Dataset records:

[BEGIN]

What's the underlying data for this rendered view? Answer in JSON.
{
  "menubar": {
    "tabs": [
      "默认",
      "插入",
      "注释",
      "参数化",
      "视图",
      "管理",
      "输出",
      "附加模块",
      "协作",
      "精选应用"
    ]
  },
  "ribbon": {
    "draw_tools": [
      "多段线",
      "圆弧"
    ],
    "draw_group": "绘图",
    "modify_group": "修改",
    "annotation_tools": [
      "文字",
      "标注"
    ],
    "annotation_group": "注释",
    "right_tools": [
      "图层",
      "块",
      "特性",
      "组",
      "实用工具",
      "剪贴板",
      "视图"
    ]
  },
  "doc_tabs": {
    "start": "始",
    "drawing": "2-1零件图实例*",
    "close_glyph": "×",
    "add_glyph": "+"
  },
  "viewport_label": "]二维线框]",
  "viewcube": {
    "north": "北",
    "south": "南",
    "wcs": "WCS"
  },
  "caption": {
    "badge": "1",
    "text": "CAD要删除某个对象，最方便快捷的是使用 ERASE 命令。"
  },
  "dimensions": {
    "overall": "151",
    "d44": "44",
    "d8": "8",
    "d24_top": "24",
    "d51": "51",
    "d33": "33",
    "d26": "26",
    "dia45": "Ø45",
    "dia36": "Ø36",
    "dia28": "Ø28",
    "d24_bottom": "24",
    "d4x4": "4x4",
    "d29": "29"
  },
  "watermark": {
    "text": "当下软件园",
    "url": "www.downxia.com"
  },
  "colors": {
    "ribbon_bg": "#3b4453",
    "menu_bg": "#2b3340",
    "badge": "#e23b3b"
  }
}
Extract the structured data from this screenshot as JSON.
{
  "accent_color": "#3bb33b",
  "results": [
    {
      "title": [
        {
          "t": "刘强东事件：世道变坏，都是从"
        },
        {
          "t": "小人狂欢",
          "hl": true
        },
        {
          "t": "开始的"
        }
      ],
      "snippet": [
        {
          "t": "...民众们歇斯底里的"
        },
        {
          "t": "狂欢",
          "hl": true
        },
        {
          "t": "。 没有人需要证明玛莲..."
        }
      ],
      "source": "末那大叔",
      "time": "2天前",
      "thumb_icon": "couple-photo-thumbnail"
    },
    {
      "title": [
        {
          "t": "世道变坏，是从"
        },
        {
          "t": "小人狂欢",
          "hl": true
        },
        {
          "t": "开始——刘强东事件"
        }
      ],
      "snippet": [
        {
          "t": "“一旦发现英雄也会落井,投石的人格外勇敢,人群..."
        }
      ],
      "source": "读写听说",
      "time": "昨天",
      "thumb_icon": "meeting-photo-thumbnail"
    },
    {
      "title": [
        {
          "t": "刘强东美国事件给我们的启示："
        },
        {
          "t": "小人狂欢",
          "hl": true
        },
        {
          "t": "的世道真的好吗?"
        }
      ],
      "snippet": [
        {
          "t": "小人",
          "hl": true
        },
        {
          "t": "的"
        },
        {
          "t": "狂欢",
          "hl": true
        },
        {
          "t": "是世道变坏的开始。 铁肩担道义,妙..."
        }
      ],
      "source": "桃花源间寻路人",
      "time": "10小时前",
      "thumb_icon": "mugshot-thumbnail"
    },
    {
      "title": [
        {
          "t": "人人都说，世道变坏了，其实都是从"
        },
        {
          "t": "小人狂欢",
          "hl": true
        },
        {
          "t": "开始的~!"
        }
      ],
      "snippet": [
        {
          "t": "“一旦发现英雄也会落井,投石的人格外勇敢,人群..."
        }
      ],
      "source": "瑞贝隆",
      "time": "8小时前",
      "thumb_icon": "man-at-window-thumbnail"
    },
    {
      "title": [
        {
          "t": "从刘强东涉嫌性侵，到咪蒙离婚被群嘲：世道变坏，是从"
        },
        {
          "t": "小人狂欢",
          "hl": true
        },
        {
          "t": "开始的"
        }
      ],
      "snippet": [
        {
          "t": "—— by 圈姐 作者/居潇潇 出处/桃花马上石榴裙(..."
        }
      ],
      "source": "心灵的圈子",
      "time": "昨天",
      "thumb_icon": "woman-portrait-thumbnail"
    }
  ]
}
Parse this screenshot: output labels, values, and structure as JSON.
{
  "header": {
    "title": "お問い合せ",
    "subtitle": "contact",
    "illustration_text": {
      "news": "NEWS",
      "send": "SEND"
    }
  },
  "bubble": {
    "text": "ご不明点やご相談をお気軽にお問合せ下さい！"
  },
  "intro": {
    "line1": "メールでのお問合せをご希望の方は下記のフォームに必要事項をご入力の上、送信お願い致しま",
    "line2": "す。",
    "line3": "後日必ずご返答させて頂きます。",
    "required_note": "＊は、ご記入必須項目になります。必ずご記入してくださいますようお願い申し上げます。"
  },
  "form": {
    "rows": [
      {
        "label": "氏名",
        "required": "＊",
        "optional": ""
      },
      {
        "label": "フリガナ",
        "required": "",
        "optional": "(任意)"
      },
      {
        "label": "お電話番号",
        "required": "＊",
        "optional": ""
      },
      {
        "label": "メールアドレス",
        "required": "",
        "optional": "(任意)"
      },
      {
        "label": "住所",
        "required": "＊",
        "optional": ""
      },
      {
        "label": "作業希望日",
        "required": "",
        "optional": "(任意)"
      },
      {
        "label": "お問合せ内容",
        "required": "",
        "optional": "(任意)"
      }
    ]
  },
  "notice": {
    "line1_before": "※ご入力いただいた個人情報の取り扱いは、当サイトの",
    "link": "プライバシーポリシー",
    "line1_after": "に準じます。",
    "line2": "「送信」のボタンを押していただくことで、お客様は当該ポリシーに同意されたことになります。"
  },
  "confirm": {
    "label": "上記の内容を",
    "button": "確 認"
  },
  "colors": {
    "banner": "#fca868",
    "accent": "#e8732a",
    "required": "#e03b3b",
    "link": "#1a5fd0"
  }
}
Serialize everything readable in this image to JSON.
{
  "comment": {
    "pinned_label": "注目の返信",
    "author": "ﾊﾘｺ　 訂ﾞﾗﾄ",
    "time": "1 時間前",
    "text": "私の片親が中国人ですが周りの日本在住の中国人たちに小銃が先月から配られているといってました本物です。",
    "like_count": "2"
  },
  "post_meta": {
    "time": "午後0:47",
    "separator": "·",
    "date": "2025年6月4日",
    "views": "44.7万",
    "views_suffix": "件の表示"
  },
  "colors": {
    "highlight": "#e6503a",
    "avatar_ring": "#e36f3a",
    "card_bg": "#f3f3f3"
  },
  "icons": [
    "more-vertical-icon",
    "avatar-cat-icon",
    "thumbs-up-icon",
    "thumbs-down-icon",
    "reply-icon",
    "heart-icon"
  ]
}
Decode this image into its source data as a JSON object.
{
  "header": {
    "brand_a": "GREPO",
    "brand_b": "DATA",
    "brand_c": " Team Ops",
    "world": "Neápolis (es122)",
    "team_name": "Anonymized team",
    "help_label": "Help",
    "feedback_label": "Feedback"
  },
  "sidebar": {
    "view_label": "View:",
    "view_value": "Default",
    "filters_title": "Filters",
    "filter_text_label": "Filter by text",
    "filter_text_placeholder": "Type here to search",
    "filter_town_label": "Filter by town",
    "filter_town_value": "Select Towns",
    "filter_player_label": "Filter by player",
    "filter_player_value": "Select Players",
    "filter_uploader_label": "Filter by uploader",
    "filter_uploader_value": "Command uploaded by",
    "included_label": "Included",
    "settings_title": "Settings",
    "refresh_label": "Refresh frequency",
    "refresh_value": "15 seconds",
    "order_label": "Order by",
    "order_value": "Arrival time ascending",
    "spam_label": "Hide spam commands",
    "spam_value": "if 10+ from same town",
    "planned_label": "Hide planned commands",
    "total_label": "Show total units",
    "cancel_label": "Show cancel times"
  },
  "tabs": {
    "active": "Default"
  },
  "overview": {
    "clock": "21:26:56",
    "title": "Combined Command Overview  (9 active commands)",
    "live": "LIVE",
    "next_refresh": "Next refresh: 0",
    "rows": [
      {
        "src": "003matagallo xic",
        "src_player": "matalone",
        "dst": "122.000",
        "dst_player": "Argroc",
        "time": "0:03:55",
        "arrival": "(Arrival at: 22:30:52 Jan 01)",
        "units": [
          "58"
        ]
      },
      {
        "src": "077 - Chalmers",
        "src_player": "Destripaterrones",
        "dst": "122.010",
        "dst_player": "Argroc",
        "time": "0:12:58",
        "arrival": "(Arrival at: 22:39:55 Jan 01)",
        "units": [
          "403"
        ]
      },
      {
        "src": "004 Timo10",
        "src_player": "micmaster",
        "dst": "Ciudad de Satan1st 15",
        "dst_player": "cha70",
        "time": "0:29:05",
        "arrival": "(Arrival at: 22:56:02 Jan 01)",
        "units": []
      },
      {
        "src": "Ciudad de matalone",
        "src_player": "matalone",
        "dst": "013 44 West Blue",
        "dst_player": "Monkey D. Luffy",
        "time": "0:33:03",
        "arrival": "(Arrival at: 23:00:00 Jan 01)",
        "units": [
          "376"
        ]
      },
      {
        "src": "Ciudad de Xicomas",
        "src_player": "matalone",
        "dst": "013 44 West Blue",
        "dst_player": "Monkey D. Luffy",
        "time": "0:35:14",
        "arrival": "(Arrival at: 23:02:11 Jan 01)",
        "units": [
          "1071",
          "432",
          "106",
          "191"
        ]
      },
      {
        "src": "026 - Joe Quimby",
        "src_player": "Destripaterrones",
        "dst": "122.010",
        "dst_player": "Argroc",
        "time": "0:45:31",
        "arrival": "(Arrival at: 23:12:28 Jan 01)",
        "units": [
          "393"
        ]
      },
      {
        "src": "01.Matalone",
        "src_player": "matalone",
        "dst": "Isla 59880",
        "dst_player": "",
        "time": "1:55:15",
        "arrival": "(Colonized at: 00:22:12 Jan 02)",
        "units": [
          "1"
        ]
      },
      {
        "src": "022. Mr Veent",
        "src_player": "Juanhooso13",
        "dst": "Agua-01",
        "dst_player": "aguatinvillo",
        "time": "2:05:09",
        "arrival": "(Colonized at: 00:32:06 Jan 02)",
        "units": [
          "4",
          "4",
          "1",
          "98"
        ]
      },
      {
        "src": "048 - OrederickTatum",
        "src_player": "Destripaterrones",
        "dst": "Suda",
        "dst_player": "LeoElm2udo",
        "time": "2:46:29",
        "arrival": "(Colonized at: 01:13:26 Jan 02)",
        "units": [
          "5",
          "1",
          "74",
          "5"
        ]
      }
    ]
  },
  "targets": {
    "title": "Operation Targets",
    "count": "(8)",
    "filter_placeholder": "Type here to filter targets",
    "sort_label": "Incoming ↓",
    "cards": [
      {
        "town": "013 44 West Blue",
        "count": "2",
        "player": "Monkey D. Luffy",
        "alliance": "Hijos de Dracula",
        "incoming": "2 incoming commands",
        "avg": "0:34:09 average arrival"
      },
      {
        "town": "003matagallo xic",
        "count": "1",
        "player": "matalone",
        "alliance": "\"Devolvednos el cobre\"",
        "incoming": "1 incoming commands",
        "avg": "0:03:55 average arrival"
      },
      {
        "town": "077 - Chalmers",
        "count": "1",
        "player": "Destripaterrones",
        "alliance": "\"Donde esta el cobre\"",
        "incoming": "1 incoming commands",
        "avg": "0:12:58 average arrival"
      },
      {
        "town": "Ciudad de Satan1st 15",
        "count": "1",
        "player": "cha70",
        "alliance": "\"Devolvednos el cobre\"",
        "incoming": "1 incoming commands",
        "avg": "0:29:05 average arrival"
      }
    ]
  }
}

[END]

Find the string "from" in the records, then copy each line where it occurs.

**FULL ANSWER:**
Extract the structured data from this screenshot as JSON.
    "spam_value": "if 10+ from same town",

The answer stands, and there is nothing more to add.